-- begin --
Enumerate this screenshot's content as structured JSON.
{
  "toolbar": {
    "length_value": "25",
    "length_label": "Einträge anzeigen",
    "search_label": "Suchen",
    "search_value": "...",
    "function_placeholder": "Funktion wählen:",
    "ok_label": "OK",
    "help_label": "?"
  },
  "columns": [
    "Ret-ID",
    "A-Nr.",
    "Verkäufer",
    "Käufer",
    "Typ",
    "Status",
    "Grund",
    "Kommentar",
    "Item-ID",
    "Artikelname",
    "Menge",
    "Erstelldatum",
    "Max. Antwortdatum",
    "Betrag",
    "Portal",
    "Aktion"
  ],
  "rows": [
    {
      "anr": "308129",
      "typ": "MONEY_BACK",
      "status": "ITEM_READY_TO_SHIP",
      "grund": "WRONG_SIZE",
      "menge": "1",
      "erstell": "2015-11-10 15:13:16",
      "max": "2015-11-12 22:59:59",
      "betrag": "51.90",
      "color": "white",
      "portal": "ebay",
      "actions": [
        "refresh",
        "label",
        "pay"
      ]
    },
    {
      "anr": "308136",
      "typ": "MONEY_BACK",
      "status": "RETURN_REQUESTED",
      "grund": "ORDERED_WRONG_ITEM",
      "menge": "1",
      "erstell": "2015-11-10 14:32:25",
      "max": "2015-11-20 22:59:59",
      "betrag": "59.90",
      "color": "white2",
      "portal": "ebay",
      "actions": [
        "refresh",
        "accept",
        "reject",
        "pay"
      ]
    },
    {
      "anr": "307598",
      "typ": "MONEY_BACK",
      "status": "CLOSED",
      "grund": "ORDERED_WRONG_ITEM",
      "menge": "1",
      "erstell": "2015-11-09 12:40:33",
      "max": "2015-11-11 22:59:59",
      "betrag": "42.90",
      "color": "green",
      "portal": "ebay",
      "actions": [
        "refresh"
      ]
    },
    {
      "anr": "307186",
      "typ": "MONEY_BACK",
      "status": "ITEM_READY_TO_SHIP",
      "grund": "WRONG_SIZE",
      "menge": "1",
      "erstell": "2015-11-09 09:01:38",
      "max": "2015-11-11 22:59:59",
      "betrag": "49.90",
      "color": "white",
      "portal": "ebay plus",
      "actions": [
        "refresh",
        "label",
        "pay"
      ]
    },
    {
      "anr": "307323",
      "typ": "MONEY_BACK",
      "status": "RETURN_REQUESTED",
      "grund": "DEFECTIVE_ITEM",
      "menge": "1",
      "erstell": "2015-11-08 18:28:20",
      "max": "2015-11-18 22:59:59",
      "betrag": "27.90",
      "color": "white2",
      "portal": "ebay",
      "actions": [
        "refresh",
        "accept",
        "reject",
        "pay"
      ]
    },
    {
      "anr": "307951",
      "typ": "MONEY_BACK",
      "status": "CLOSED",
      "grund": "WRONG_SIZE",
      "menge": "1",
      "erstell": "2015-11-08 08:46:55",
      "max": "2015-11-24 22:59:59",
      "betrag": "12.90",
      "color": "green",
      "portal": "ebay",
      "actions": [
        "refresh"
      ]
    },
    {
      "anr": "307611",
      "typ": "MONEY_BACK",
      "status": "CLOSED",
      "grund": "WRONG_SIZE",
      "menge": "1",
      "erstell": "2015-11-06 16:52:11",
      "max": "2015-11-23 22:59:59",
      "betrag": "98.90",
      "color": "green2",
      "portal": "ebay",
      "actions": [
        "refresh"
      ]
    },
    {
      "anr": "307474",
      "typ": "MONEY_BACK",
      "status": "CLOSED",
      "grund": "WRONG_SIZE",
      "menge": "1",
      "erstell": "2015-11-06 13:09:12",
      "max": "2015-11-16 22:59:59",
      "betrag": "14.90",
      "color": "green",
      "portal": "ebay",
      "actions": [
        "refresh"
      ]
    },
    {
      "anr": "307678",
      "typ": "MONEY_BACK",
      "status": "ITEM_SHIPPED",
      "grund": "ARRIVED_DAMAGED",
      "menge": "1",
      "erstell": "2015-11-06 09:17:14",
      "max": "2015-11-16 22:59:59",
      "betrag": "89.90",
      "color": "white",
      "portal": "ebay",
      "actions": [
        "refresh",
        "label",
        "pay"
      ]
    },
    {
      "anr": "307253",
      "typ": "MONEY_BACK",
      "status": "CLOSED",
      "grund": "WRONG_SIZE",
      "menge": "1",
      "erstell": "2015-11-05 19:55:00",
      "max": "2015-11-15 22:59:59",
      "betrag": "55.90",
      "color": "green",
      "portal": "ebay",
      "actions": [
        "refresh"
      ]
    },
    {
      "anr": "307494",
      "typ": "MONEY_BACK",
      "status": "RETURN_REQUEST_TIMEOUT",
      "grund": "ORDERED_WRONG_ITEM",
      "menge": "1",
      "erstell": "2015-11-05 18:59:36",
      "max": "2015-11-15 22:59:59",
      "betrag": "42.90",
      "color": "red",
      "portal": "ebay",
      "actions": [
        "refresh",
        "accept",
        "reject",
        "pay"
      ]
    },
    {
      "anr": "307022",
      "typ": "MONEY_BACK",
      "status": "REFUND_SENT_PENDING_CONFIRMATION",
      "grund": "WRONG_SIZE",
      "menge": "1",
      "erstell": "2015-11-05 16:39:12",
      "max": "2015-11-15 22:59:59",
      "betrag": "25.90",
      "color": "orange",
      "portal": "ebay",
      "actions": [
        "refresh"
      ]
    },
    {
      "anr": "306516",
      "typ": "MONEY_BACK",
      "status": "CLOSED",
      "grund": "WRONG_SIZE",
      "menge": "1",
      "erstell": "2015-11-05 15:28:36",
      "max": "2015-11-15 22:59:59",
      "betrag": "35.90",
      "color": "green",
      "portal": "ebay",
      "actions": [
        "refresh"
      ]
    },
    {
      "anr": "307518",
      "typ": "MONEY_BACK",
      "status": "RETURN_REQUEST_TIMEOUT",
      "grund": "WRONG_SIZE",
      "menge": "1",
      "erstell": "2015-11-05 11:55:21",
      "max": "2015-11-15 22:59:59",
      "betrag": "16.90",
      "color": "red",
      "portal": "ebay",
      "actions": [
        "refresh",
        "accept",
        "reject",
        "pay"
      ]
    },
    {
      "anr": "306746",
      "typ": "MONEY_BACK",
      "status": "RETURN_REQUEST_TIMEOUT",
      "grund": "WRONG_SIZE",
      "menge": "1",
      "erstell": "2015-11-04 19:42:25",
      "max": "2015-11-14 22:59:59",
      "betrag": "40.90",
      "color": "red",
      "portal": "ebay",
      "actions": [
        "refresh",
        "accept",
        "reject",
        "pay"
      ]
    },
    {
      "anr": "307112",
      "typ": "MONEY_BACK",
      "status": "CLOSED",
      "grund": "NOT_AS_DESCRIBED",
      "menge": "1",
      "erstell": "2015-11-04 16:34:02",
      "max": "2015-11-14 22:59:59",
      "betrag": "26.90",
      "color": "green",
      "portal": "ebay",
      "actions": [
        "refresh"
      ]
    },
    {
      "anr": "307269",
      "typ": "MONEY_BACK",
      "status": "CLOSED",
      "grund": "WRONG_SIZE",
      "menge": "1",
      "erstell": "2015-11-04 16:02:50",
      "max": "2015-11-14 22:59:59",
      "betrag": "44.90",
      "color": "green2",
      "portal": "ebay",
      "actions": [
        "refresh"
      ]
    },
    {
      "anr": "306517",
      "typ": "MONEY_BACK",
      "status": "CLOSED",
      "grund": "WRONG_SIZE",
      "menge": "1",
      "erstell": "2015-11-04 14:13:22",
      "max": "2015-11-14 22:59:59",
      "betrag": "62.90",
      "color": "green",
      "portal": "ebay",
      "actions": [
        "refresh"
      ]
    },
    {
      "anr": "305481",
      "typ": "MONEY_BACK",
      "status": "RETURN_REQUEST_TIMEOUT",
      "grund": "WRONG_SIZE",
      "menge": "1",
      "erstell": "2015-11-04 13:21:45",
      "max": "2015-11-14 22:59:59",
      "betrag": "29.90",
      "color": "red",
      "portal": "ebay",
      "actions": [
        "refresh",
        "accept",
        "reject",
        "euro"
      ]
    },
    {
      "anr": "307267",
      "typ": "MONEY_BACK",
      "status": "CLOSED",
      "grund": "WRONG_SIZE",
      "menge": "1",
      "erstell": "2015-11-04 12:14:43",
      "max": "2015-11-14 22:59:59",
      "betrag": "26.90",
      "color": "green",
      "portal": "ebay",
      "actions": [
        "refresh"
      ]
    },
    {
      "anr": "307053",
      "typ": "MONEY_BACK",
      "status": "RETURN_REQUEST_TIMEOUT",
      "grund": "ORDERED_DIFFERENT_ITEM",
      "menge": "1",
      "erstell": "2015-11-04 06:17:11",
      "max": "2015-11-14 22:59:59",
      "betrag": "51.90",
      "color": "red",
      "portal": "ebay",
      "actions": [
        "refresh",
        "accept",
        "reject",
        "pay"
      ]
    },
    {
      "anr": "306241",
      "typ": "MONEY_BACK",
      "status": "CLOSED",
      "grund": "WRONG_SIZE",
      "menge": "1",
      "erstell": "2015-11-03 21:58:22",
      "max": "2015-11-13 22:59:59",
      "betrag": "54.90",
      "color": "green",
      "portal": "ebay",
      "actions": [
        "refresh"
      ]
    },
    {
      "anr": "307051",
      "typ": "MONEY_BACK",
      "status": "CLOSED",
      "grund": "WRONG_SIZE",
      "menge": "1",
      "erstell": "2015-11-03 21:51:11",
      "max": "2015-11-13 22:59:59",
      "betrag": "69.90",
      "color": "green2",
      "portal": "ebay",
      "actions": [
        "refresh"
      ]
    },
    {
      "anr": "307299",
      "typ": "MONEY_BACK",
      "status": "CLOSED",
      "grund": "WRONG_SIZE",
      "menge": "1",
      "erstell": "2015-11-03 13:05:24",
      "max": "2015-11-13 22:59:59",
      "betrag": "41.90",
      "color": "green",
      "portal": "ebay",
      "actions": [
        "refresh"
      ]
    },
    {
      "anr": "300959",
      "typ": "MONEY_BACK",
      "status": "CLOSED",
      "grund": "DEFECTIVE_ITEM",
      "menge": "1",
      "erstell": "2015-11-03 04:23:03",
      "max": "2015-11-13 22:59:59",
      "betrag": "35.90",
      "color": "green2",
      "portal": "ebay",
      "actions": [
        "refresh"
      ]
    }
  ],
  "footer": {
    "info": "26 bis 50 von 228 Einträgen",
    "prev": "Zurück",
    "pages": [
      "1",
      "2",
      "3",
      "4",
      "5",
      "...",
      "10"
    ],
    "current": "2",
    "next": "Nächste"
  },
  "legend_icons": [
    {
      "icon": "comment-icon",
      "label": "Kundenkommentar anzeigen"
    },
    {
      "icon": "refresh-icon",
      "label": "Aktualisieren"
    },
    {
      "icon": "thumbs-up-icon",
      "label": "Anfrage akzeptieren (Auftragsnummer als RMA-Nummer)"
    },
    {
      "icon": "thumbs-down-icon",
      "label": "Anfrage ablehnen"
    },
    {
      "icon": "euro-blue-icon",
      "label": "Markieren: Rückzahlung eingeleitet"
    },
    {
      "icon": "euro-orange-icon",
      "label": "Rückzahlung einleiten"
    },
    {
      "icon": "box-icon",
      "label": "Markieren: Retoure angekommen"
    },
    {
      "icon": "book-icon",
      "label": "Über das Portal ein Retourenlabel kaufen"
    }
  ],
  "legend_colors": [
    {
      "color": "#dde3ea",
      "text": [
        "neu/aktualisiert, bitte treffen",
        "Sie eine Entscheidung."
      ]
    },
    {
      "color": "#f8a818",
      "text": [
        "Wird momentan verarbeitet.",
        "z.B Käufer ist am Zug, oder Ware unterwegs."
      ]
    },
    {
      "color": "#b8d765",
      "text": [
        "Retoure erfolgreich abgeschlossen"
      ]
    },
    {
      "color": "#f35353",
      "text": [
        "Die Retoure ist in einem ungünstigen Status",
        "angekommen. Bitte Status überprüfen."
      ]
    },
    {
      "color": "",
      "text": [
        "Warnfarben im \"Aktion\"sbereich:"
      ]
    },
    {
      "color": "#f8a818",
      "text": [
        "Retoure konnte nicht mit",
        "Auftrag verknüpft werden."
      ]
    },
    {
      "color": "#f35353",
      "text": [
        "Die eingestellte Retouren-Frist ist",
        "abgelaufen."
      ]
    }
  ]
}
-- end --
Given task :: Lines containing the string "Aktion" are to be selected and copied.

Correct output ::
    "Aktion"
        "Warnfarben im \"Aktion\"sbereich:"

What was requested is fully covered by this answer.